═══ Excerpted records ═══
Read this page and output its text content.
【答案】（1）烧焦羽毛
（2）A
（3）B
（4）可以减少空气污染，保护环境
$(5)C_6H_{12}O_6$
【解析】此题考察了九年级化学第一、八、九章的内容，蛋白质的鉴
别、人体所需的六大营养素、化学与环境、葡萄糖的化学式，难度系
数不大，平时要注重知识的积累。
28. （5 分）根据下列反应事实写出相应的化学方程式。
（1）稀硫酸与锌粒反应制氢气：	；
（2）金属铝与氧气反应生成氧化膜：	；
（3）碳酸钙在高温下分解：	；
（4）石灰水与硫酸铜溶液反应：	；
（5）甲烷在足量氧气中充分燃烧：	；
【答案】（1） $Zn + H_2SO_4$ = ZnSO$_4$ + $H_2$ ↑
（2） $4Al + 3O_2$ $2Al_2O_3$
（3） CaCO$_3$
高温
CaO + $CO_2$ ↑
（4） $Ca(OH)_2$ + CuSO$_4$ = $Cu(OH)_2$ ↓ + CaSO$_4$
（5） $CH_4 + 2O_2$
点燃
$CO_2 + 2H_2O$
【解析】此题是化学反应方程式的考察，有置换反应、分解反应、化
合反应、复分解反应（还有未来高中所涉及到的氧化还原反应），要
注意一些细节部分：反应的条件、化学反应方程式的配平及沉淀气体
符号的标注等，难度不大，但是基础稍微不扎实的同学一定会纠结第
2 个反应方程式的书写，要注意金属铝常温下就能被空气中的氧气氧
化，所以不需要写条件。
═══
• [The exercise] Print out every entry, keeping each one exact.

• [Answer to the task]
Read this page and output its text content.
【答案】（1）烧焦羽毛
（2）A
（3）B
（4）可以减少空气污染，保护环境
$(5)C_6H_{12}O_6$
【解析】此题考察了九年级化学第一、八、九章的内容，蛋白质的鉴
别、人体所需的六大营养素、化学与环境、葡萄糖的化学式，难度系
数不大，平时要注重知识的积累。
28. （5 分）根据下列反应事实写出相应的化学方程式。
（1）稀硫酸与锌粒反应制氢气：	；
（2）金属铝与氧气反应生成氧化膜：	；
（3）碳酸钙在高温下分解：	；
（4）石灰水与硫酸铜溶液反应：	；
（5）甲烷在足量氧气中充分燃烧：	；
【答案】（1） $Zn + H_2SO_4$ = ZnSO$_4$ + $H_2$ ↑
（2） $4Al + 3O_2$ $2Al_2O_3$
（3） CaCO$_3$
高温
CaO + $CO_2$ ↑
（4） $Ca(OH)_2$ + CuSO$_4$ = $Cu(OH)_2$ ↓ + CaSO$_4$
（5） $CH_4 + 2O_2$
点燃
$CO_2 + 2H_2O$
【解析】此题是化学反应方程式的考察，有置换反应、分解反应、化
合反应、复分解反应（还有未来高中所涉及到的氧化还原反应），要
注意一些细节部分：反应的条件、化学反应方程式的配平及沉淀气体
符号的标注等，难度不大，但是基础稍微不扎实的同学一定会纠结第
2 个反应方程式的书写，要注意金属铝常温下就能被空气中的氧气氧
化，所以不需要写条件。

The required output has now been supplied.